┌─ RECORDS SHOWN

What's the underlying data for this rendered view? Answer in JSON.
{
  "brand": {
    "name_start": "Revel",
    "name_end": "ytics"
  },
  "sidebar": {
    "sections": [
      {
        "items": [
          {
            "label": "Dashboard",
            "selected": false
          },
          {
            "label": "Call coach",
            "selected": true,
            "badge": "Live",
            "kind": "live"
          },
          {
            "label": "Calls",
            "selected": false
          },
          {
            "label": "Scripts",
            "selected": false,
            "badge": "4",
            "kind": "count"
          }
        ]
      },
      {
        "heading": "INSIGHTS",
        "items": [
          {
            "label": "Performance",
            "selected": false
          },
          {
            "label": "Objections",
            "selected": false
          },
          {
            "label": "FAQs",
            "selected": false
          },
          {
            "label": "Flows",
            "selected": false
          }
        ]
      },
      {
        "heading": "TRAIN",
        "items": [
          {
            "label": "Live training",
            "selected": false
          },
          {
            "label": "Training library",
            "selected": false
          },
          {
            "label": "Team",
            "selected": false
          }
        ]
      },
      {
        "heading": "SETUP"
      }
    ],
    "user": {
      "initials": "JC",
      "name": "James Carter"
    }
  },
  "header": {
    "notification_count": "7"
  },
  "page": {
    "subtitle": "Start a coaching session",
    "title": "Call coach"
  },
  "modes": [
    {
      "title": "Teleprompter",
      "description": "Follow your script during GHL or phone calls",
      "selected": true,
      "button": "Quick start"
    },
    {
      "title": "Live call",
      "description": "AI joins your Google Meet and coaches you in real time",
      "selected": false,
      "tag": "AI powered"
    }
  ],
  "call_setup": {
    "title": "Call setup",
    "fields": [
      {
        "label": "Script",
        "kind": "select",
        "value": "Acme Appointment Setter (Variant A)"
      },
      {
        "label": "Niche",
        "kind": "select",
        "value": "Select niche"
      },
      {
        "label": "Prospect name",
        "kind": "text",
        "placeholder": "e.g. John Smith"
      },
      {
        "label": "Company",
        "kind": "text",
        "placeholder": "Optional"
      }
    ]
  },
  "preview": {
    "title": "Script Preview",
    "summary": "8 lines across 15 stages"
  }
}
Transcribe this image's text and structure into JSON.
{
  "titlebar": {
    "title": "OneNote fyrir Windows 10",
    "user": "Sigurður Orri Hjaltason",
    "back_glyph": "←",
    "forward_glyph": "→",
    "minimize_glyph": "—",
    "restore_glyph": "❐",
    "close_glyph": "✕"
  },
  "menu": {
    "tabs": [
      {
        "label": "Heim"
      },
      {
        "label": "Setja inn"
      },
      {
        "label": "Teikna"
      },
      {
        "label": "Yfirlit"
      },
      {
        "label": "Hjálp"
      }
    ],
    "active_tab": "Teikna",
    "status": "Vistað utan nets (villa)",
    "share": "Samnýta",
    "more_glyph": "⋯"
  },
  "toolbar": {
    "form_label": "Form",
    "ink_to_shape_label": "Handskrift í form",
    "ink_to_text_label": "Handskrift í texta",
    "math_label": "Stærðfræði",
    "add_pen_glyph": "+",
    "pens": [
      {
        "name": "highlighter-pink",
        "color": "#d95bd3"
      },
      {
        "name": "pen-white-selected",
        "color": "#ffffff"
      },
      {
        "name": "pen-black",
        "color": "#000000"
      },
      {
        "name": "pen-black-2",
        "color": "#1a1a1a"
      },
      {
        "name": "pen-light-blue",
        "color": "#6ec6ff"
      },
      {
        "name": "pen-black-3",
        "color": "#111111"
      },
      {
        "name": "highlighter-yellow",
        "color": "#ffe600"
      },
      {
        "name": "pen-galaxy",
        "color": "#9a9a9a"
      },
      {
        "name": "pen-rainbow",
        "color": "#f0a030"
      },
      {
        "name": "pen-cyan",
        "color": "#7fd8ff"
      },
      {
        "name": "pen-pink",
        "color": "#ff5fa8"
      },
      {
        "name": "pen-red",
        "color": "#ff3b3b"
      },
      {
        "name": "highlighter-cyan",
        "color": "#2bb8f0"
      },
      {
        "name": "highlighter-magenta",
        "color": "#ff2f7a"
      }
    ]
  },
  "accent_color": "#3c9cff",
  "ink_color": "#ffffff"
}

└─

■ WHAT THIS TASK INVOLVES:
Pick out every line holding the string "highlighter" and return it.

■ CORRECT RESULT:
        "name": "highlighter-pink",
        "name": "highlighter-yellow",
        "name": "highlighter-cyan",
        "name": "highlighter-magenta",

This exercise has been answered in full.